Stated task:
Copy out every record precisely.

Excerpt from a dataset
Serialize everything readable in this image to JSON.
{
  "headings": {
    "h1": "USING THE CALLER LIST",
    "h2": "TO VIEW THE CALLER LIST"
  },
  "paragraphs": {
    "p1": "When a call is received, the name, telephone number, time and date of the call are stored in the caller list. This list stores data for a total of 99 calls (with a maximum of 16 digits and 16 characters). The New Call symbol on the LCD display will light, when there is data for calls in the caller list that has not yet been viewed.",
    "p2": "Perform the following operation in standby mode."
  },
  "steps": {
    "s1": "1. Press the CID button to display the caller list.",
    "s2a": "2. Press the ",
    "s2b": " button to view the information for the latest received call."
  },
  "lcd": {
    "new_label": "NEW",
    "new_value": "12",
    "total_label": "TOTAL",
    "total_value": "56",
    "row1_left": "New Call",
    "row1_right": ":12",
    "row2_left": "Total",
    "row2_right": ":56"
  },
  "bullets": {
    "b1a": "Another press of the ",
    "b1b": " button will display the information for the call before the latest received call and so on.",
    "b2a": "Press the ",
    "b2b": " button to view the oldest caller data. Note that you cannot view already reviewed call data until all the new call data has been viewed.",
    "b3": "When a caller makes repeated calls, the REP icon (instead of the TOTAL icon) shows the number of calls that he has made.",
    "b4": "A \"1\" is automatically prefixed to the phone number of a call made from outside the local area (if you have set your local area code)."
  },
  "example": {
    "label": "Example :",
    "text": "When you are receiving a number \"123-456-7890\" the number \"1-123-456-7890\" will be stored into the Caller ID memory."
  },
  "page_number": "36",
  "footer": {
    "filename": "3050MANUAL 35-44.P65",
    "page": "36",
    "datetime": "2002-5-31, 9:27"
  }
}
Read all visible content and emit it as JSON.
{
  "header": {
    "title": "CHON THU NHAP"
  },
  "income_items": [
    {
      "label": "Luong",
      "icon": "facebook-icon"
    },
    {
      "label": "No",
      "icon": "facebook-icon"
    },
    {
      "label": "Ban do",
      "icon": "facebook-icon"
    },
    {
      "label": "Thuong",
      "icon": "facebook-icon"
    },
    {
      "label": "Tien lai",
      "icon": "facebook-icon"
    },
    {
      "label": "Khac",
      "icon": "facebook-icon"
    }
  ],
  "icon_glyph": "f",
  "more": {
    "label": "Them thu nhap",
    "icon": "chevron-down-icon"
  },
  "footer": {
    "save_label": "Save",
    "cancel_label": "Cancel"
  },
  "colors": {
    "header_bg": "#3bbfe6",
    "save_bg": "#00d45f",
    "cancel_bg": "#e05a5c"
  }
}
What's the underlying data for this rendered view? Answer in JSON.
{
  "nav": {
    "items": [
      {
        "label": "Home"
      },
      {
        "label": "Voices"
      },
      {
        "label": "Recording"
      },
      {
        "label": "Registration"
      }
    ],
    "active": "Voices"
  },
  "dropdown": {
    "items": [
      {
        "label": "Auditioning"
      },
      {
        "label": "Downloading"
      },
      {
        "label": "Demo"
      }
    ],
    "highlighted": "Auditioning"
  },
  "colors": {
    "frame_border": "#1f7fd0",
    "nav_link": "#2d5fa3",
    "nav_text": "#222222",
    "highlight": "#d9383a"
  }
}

Task output:
Serialize everything readable in this image to JSON.
{
  "headings": {
    "h1": "USING THE CALLER LIST",
    "h2": "TO VIEW THE CALLER LIST"
  },
  "paragraphs": {
    "p1": "When a call is received, the name, telephone number, time and date of the call are stored in the caller list. This list stores data for a total of 99 calls (with a maximum of 16 digits and 16 characters). The New Call symbol on the LCD display will light, when there is data for calls in the caller list that has not yet been viewed.",
    "p2": "Perform the following operation in standby mode."
  },
  "steps": {
    "s1": "1. Press the CID button to display the caller list.",
    "s2a": "2. Press the ",
    "s2b": " button to view the information for the latest received call."
  },
  "lcd": {
    "new_label": "NEW",
    "new_value": "12",
    "total_label": "TOTAL",
    "total_value": "56",
    "row1_left": "New Call",
    "row1_right": ":12",
    "row2_left": "Total",
    "row2_right": ":56"
  },
  "bullets": {
    "b1a": "Another press of the ",
    "b1b": " button will display the information for the call before the latest received call and so on.",
    "b2a": "Press the ",
    "b2b": " button to view the oldest caller data. Note that you cannot view already reviewed call data until all the new call data has been viewed.",
    "b3": "When a caller makes repeated calls, the REP icon (instead of the TOTAL icon) shows the number of calls that he has made.",
    "b4": "A \"1\" is automatically prefixed to the phone number of a call made from outside the local area (if you have set your local area code)."
  },
  "example": {
    "label": "Example :",
    "text": "When you are receiving a number \"123-456-7890\" the number \"1-123-456-7890\" will be stored into the Caller ID memory."
  },
  "page_number": "36",
  "footer": {
    "filename": "3050MANUAL 35-44.P65",
    "page": "36",
    "datetime": "2002-5-31, 9:27"
  }
}
Read all visible content and emit it as JSON.
{
  "header": {
    "title": "CHON THU NHAP"
  },
  "income_items": [
    {
      "label": "Luong",
      "icon": "facebook-icon"
    },
    {
      "label": "No",
      "icon": "facebook-icon"
    },
    {
      "label": "Ban do",
      "icon": "facebook-icon"
    },
    {
      "label": "Thuong",
      "icon": "facebook-icon"
    },
    {
      "label": "Tien lai",
      "icon": "facebook-icon"
    },
    {
      "label": "Khac",
      "icon": "facebook-icon"
    }
  ],
  "icon_glyph": "f",
  "more": {
    "label": "Them thu nhap",
    "icon": "chevron-down-icon"
  },
  "footer": {
    "save_label": "Save",
    "cancel_label": "Cancel"
  },
  "colors": {
    "header_bg": "#3bbfe6",
    "save_bg": "#00d45f",
    "cancel_bg": "#e05a5c"
  }
}
What's the underlying data for this rendered view? Answer in JSON.
{
  "nav": {
    "items": [
      {
        "label": "Home"
      },
      {
        "label": "Voices"
      },
      {
        "label": "Recording"
      },
      {
        "label": "Registration"
      }
    ],
    "active": "Voices"
  },
  "dropdown": {
    "items": [
      {
        "label": "Auditioning"
      },
      {
        "label": "Downloading"
      },
      {
        "label": "Demo"
      }
    ],
    "highlighted": "Auditioning"
  },
  "colors": {
    "frame_border": "#1f7fd0",
    "nav_link": "#2d5fa3",
    "nav_text": "#222222",
    "highlight": "#d9383a"
  }
}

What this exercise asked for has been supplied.